* To be done
Give, as a bare number, the count of lines that contain the word "color".
[start Source material]
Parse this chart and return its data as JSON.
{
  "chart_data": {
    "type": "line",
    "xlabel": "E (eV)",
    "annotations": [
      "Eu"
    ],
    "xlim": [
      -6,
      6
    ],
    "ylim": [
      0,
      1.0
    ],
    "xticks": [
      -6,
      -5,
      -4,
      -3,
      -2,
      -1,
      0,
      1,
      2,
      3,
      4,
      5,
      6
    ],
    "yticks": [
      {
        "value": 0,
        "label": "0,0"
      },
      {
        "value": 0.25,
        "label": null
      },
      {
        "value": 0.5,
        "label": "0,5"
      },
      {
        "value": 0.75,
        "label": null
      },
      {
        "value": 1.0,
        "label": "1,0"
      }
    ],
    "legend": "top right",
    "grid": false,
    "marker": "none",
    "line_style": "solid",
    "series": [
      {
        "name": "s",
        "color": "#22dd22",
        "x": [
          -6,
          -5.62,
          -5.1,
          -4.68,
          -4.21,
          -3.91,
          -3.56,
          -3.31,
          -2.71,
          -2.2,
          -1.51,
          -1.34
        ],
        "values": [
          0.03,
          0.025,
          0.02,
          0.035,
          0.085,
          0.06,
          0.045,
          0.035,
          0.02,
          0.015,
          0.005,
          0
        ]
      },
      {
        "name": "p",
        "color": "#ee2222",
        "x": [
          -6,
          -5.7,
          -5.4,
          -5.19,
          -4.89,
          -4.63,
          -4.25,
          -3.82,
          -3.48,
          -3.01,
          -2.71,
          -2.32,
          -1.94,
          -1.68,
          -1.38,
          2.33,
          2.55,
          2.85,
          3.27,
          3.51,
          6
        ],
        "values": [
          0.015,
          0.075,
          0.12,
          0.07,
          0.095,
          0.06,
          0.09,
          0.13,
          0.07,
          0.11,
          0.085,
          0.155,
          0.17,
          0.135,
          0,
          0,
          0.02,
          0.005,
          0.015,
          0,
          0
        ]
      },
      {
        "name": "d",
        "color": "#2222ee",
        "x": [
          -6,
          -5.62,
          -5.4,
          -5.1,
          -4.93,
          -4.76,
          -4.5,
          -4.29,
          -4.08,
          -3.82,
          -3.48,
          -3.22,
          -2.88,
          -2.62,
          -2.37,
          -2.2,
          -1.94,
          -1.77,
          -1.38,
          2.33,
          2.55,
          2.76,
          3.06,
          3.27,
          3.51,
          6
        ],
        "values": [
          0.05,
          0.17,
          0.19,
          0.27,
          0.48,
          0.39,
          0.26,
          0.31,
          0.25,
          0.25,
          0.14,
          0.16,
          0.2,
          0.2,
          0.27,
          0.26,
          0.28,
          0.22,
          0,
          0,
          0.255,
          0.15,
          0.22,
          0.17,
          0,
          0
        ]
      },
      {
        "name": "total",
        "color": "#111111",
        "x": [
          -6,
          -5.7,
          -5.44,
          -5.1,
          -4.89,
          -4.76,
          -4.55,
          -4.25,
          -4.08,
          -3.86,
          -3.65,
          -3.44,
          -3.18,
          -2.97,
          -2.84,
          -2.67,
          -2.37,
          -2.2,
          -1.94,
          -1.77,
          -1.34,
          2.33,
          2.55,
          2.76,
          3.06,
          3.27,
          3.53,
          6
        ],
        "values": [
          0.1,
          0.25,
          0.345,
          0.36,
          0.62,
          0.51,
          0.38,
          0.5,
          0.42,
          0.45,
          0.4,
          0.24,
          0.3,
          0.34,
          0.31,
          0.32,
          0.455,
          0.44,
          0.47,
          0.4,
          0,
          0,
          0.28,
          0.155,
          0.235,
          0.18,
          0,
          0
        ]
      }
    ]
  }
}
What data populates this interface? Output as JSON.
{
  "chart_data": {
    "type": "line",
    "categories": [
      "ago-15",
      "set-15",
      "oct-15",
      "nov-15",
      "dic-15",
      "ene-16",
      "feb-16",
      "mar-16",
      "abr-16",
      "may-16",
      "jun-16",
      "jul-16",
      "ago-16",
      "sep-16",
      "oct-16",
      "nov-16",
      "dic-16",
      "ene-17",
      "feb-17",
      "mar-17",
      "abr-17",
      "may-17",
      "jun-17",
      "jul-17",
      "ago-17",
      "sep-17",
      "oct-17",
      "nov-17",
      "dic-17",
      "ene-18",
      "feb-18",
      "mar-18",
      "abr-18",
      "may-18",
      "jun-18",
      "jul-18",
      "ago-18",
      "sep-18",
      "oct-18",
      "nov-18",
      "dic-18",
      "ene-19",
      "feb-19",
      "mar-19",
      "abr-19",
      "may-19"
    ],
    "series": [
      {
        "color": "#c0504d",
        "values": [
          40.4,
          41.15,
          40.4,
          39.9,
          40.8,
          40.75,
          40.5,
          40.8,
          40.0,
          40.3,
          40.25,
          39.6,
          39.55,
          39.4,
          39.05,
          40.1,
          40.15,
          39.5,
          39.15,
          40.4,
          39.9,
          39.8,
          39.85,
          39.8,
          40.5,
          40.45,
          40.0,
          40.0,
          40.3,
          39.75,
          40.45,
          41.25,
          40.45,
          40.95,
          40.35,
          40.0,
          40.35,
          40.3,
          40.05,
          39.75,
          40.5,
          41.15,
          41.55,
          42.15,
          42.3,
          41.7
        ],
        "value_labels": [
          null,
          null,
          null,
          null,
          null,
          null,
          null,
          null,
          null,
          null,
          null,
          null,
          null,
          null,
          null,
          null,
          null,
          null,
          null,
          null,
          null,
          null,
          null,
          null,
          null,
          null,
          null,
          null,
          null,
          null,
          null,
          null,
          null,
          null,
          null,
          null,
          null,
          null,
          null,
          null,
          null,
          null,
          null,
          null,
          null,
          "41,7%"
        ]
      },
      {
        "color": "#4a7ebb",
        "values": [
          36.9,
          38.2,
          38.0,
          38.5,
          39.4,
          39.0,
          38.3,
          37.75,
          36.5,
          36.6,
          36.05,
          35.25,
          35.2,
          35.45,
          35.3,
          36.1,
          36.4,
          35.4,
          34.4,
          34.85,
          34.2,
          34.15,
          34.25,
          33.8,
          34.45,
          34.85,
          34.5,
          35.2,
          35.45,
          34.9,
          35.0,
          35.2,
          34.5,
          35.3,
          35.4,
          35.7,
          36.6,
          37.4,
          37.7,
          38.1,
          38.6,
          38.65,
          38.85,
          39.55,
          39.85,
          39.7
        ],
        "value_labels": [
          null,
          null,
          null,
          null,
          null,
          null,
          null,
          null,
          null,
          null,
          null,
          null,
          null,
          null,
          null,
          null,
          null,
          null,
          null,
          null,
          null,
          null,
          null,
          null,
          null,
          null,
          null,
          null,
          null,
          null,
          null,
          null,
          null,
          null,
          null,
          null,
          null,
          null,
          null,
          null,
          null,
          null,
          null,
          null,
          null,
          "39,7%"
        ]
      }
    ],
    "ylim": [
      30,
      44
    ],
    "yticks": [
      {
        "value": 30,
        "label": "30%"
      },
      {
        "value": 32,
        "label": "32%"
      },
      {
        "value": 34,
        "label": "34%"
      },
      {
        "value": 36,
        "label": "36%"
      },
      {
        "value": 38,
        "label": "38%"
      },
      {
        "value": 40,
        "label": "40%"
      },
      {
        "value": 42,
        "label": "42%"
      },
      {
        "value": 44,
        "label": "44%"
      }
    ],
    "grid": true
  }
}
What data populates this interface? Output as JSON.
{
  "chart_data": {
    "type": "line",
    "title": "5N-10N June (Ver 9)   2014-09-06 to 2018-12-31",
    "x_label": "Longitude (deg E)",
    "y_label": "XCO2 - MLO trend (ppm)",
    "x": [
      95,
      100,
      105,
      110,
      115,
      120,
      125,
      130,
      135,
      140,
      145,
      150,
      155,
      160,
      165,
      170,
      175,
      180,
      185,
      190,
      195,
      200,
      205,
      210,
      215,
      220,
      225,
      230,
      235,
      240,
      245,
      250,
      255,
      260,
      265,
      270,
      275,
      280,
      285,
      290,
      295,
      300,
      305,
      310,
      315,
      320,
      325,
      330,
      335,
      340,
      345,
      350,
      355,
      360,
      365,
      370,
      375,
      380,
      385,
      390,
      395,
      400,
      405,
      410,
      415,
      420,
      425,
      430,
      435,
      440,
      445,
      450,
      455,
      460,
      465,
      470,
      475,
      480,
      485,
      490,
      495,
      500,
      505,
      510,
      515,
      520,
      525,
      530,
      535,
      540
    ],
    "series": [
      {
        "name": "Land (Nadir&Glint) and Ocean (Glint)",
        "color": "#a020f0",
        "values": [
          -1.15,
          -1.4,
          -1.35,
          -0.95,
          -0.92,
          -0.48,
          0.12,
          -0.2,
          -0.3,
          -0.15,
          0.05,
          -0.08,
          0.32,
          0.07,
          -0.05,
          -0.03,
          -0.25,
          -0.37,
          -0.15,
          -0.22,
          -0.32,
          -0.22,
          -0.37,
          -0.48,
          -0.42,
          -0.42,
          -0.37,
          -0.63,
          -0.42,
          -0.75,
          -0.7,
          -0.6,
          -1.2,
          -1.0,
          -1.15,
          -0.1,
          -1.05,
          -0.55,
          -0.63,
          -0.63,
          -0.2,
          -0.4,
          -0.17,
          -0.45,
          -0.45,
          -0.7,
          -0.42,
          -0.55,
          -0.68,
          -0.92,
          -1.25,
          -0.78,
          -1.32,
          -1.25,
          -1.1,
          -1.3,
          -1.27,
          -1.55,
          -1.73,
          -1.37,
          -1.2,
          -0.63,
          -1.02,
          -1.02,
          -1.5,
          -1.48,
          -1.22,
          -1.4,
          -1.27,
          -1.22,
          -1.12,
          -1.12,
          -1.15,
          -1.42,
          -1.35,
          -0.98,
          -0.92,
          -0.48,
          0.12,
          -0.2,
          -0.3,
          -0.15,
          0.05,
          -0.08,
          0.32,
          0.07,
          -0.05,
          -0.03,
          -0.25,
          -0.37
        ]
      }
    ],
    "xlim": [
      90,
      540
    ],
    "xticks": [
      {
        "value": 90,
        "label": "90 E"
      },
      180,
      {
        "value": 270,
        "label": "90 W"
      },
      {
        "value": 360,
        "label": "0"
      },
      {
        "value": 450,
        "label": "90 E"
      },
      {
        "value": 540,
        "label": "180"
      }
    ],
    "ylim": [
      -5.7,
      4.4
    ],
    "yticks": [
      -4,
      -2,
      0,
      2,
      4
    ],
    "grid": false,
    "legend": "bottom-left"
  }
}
[end Source material]
* Result of the task
7